# START OF Dataset extract
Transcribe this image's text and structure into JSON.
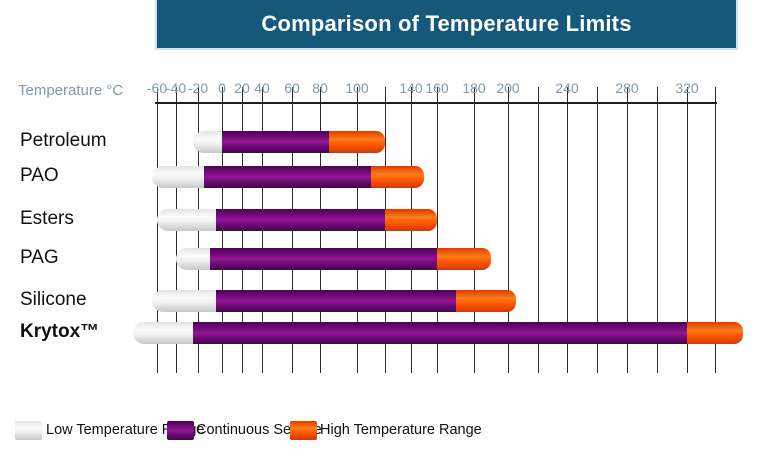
{
  "chart_data": {
    "type": "bar",
    "subtype": "horizontal-stacked-temperature-ranges",
    "title": "Comparison of Temperature Limits",
    "xlabel": "Temperature °C",
    "xlim": [
      -60,
      340
    ],
    "tick_step": 20,
    "grid": true,
    "legend_position": "bottom",
    "ticks": [
      {
        "t": -60,
        "label": "-60"
      },
      {
        "t": -40,
        "label": "-40"
      },
      {
        "t": -20,
        "label": "-20"
      },
      {
        "t": 0,
        "label": "0"
      },
      {
        "t": 20,
        "label": "20"
      },
      {
        "t": 40,
        "label": "40"
      },
      {
        "t": 60,
        "label": "60"
      },
      {
        "t": 80,
        "label": "80"
      },
      {
        "t": 100,
        "label": "100"
      },
      {
        "t": 120,
        "label": ""
      },
      {
        "t": 140,
        "label": "140"
      },
      {
        "t": 160,
        "label": "160"
      },
      {
        "t": 180,
        "label": "180"
      },
      {
        "t": 200,
        "label": "200"
      },
      {
        "t": 220,
        "label": ""
      },
      {
        "t": 240,
        "label": "240"
      },
      {
        "t": 260,
        "label": ""
      },
      {
        "t": 280,
        "label": "280"
      },
      {
        "t": 300,
        "label": ""
      },
      {
        "t": 320,
        "label": "320"
      },
      {
        "t": 340,
        "label": ""
      }
    ],
    "categories": [
      "Petroleum",
      "PAO",
      "Esters",
      "PAG",
      "Silicone",
      "Krytox™"
    ],
    "rows": [
      {
        "label": "Petroleum",
        "bold": false,
        "low_start": -25,
        "continuous_start": 0,
        "continuous_end": 85,
        "high_end": 120
      },
      {
        "label": "PAO",
        "bold": false,
        "low_start": -65,
        "continuous_start": -15,
        "continuous_end": 110,
        "high_end": 150
      },
      {
        "label": "Esters",
        "bold": false,
        "low_start": -60,
        "continuous_start": -5,
        "continuous_end": 120,
        "high_end": 160
      },
      {
        "label": "PAG",
        "bold": false,
        "low_start": -40,
        "continuous_start": -10,
        "continuous_end": 160,
        "high_end": 190
      },
      {
        "label": "Silicone",
        "bold": false,
        "low_start": -65,
        "continuous_start": -5,
        "continuous_end": 170,
        "high_end": 205
      },
      {
        "label": "Krytox™",
        "bold": true,
        "low_start": -85,
        "continuous_start": -25,
        "continuous_end": 320,
        "high_end": 360
      }
    ],
    "series": [
      {
        "name": "Low Temperature Range",
        "segment": "low",
        "color": "#e4e4e4"
      },
      {
        "name": "Continuous Service",
        "segment": "continuous",
        "color": "#5c0a64"
      },
      {
        "name": "High Temperature Range",
        "segment": "high",
        "color": "#ff4d00"
      }
    ]
  },
  "colors": {
    "header_bg": "#15587a",
    "header_border": "#c9e7f5",
    "header_text": "#ffffff",
    "tick_text": "#7f99ac",
    "gridline": "#2a2a2a",
    "label_text": "#111111",
    "low_range": "#e4e4e4",
    "continuous_service": "#5c0a64",
    "high_range": "#ff4d00"
  }
}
# END OF Dataset extract
Return each line from the material above exactly, but not the pictures.

**Full output:**
Transcribe this image's text and structure into JSON.
{
  "chart_data": {
    "type": "bar",
    "subtype": "horizontal-stacked-temperature-ranges",
    "title": "Comparison of Temperature Limits",
    "xlabel": "Temperature °C",
    "xlim": [
      -60,
      340
    ],
    "tick_step": 20,
    "grid": true,
    "legend_position": "bottom",
    "ticks": [
      {
        "t": -60,
        "label": "-60"
      },
      {
        "t": -40,
        "label": "-40"
      },
      {
        "t": -20,
        "label": "-20"
      },
      {
        "t": 0,
        "label": "0"
      },
      {
        "t": 20,
        "label": "20"
      },
      {
        "t": 40,
        "label": "40"
      },
      {
        "t": 60,
        "label": "60"
      },
      {
        "t": 80,
        "label": "80"
      },
      {
        "t": 100,
        "label": "100"
      },
      {
        "t": 120,
        "label": ""
      },
      {
        "t": 140,
        "label": "140"
      },
      {
        "t": 160,
        "label": "160"
      },
      {
        "t": 180,
        "label": "180"
      },
      {
        "t": 200,
        "label": "200"
      },
      {
        "t": 220,
        "label": ""
      },
      {
        "t": 240,
        "label": "240"
      },
      {
        "t": 260,
        "label": ""
      },
      {
        "t": 280,
        "label": "280"
      },
      {
        "t": 300,
        "label": ""
      },
      {
        "t": 320,
        "label": "320"
      },
      {
        "t": 340,
        "label": ""
      }
    ],
    "categories": [
      "Petroleum",
      "PAO",
      "Esters",
      "PAG",
      "Silicone",
      "Krytox™"
    ],
    "rows": [
      {
        "label": "Petroleum",
        "bold": false,
        "low_start": -25,
        "continuous_start": 0,
        "continuous_end": 85,
        "high_end": 120
      },
      {
        "label": "PAO",
        "bold": false,
        "low_start": -65,
        "continuous_start": -15,
        "continuous_end": 110,
        "high_end": 150
      },
      {
        "label": "Esters",
        "bold": false,
        "low_start": -60,
        "continuous_start": -5,
        "continuous_end": 120,
        "high_end": 160
      },
      {
        "label": "PAG",
        "bold": false,
        "low_start": -40,
        "continuous_start": -10,
        "continuous_end": 160,
        "high_end": 190
      },
      {
        "label": "Silicone",
        "bold": false,
        "low_start": -65,
        "continuous_start": -5,
        "continuous_end": 170,
        "high_end": 205
      },
      {
        "label": "Krytox™",
        "bold": true,
        "low_start": -85,
        "continuous_start": -25,
        "continuous_end": 320,
        "high_end": 360
      }
    ],
    "series": [
      {
        "name": "Low Temperature Range",
        "segment": "low",
        "color": "#e4e4e4"
      },
      {
        "name": "Continuous Service",
        "segment": "continuous",
        "color": "#5c0a64"
      },
      {
        "name": "High Temperature Range",
        "segment": "high",
        "color": "#ff4d00"
      }
    ]
  },
  "colors": {
    "header_bg": "#15587a",
    "header_border": "#c9e7f5",
    "header_text": "#ffffff",
    "tick_text": "#7f99ac",
    "gridline": "#2a2a2a",
    "label_text": "#111111",
    "low_range": "#e4e4e4",
    "continuous_service": "#5c0a64",
    "high_range": "#ff4d00"
  }
}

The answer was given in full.